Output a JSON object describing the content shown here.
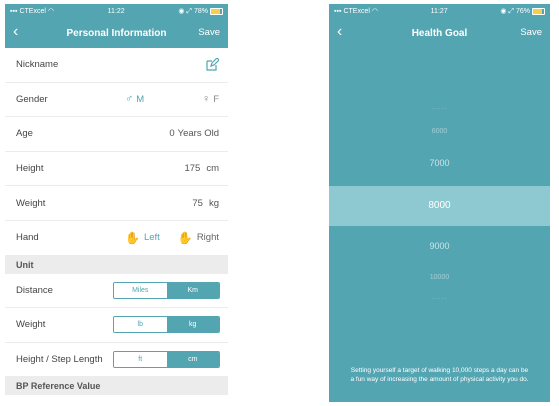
{
  "left": {
    "status": {
      "carrier": "CTExcel",
      "time": "11:22",
      "battery": "78%"
    },
    "nav": {
      "title": "Personal Information",
      "save": "Save"
    },
    "rows": {
      "nickname": {
        "label": "Nickname"
      },
      "gender": {
        "label": "Gender",
        "male": "M",
        "female": "F"
      },
      "age": {
        "label": "Age",
        "value": "0",
        "unit": "Years Old"
      },
      "height": {
        "label": "Height",
        "value": "175",
        "unit": "cm"
      },
      "weight": {
        "label": "Weight",
        "value": "75",
        "unit": "kg"
      },
      "hand": {
        "label": "Hand",
        "left": "Left",
        "right": "Right",
        "selected": "Left"
      }
    },
    "unit_section": "Unit",
    "units": {
      "distance": {
        "label": "Distance",
        "opt1": "Miles",
        "opt2": "Km",
        "selected": "Km"
      },
      "weight": {
        "label": "Weight",
        "opt1": "lb",
        "opt2": "kg",
        "selected": "kg"
      },
      "step": {
        "label": "Height / Step Length",
        "opt1": "ft",
        "opt2": "cm",
        "selected": "cm"
      }
    },
    "bp_section": "BP Reference Value"
  },
  "right": {
    "status": {
      "carrier": "CTExcel",
      "time": "11:27",
      "battery": "76%"
    },
    "nav": {
      "title": "Health Goal",
      "save": "Save"
    },
    "picker": {
      "values": [
        "6000",
        "7000",
        "8000",
        "9000",
        "10000"
      ],
      "selected": "8000"
    },
    "description": "Setting yourself a target of walking 10,000 steps a day can be a fun way of increasing the amount of physical activity you do."
  },
  "colors": {
    "accent": "#54a5b2",
    "highlight": "#8ec9d1",
    "section": "#ececec"
  }
}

* * * * *

Problem statement >> Copy out the listing exactly as it stands, but not the pictures.

Answer for this exercise >>
Output a JSON object describing the content shown here.
{
  "left": {
    "status": {
      "carrier": "CTExcel",
      "time": "11:22",
      "battery": "78%"
    },
    "nav": {
      "title": "Personal Information",
      "save": "Save"
    },
    "rows": {
      "nickname": {
        "label": "Nickname"
      },
      "gender": {
        "label": "Gender",
        "male": "M",
        "female": "F"
      },
      "age": {
        "label": "Age",
        "value": "0",
        "unit": "Years Old"
      },
      "height": {
        "label": "Height",
        "value": "175",
        "unit": "cm"
      },
      "weight": {
        "label": "Weight",
        "value": "75",
        "unit": "kg"
      },
      "hand": {
        "label": "Hand",
        "left": "Left",
        "right": "Right",
        "selected": "Left"
      }
    },
    "unit_section": "Unit",
    "units": {
      "distance": {
        "label": "Distance",
        "opt1": "Miles",
        "opt2": "Km",
        "selected": "Km"
      },
      "weight": {
        "label": "Weight",
        "opt1": "lb",
        "opt2": "kg",
        "selected": "kg"
      },
      "step": {
        "label": "Height / Step Length",
        "opt1": "ft",
        "opt2": "cm",
        "selected": "cm"
      }
    },
    "bp_section": "BP Reference Value"
  },
  "right": {
    "status": {
      "carrier": "CTExcel",
      "time": "11:27",
      "battery": "76%"
    },
    "nav": {
      "title": "Health Goal",
      "save": "Save"
    },
    "picker": {
      "values": [
        "6000",
        "7000",
        "8000",
        "9000",
        "10000"
      ],
      "selected": "8000"
    },
    "description": "Setting yourself a target of walking 10,000 steps a day can be a fun way of increasing the amount of physical activity you do."
  },
  "colors": {
    "accent": "#54a5b2",
    "highlight": "#8ec9d1",
    "section": "#ececec"
  }
}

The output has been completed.